WHAT IS BEING ASKED:
Select and reproduce each line of the listing below that bears the string "this".
[start of RECORDS PROVIDED]
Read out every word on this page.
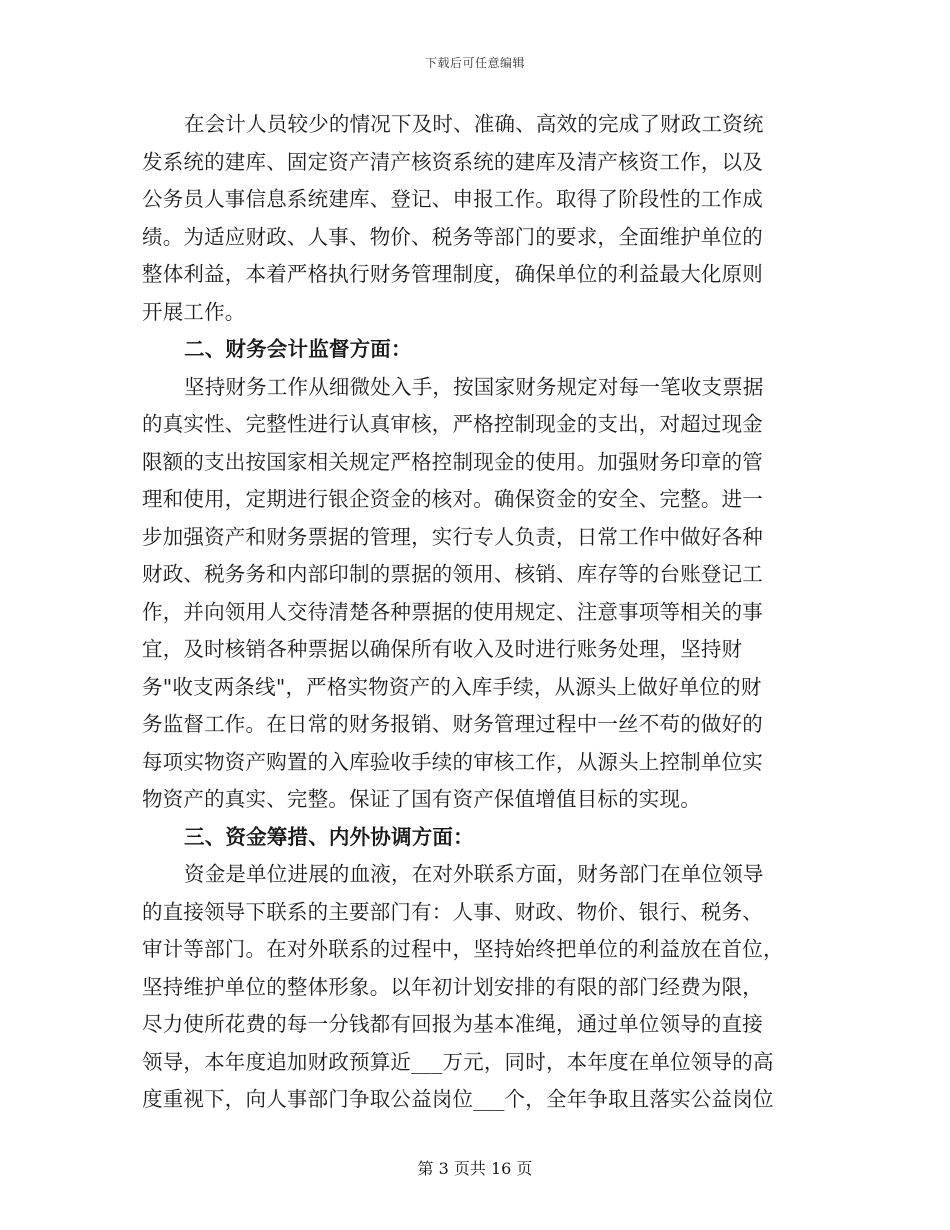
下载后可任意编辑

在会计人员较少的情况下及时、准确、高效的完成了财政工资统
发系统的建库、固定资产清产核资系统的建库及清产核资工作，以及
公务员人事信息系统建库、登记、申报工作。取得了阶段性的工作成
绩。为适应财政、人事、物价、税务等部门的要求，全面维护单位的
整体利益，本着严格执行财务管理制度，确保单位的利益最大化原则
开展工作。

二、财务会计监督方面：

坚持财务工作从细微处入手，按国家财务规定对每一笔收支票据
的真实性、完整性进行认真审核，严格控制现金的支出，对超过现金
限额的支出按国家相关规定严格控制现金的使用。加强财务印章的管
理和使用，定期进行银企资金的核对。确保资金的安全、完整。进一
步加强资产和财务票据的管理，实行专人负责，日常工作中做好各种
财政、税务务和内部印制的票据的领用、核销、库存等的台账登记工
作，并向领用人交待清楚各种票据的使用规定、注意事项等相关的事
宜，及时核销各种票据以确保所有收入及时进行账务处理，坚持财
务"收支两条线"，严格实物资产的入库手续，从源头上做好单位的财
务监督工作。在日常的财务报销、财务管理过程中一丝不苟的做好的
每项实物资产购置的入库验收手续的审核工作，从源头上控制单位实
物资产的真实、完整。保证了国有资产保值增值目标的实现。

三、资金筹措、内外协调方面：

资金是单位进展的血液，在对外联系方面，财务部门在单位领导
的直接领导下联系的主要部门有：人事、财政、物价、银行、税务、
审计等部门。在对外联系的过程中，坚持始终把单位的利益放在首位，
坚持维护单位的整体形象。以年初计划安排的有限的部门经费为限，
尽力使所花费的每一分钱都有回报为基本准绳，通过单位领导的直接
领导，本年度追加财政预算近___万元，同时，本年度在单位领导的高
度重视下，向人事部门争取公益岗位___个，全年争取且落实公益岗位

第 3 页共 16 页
[end of RECORDS PROVIDED]
[start of RECORDS PROVIDED]
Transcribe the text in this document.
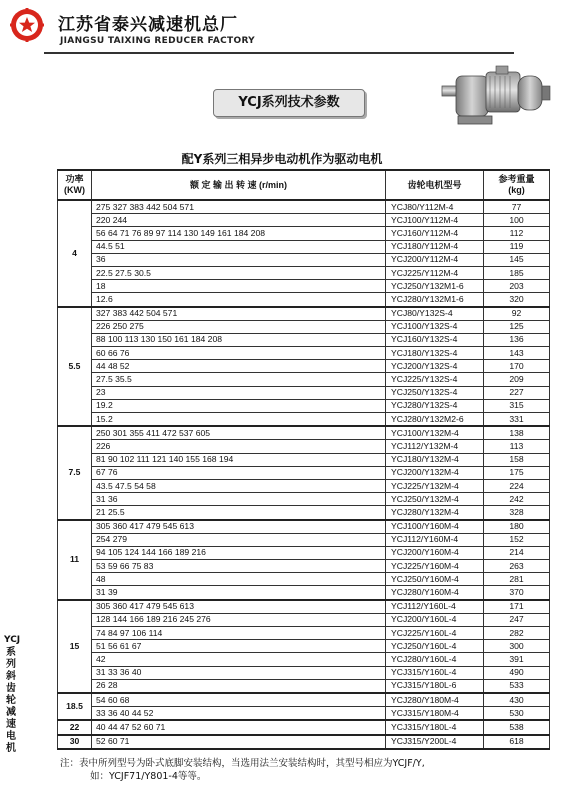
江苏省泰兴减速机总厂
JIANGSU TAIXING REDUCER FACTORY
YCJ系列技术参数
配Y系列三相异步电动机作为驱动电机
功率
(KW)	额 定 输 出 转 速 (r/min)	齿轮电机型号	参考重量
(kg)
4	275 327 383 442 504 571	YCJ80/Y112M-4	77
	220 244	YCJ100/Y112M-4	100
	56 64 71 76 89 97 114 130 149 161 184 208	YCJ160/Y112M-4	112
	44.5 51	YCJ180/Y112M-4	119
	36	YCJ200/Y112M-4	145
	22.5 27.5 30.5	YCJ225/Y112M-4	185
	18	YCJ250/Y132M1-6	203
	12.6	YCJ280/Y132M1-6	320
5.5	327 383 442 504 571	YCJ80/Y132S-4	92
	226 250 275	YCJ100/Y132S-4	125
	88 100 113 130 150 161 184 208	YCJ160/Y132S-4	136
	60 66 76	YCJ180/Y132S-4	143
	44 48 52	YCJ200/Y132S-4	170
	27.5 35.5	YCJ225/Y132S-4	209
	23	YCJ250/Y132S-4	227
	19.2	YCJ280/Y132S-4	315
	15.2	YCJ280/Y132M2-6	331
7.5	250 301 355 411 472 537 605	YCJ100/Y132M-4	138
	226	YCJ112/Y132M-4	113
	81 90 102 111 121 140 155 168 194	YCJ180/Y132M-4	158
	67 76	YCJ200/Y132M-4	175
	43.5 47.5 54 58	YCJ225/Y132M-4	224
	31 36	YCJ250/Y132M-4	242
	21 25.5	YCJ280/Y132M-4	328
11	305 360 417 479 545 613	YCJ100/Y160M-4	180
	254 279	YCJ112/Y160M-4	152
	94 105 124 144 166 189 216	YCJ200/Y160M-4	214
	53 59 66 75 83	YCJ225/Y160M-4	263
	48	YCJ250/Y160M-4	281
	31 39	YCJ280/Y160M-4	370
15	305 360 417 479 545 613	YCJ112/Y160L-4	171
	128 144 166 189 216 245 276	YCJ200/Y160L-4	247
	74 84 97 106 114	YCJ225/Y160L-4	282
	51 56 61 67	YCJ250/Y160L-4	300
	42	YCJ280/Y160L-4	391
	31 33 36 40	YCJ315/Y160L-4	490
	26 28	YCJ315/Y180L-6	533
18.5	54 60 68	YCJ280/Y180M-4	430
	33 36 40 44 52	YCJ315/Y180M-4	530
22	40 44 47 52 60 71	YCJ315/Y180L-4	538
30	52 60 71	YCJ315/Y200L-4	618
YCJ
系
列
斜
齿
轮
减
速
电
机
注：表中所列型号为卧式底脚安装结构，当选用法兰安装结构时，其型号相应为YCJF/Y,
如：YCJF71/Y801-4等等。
[end of RECORDS PROVIDED]
ANSWER:
Read out every word on this page.
Transcribe the text in this document.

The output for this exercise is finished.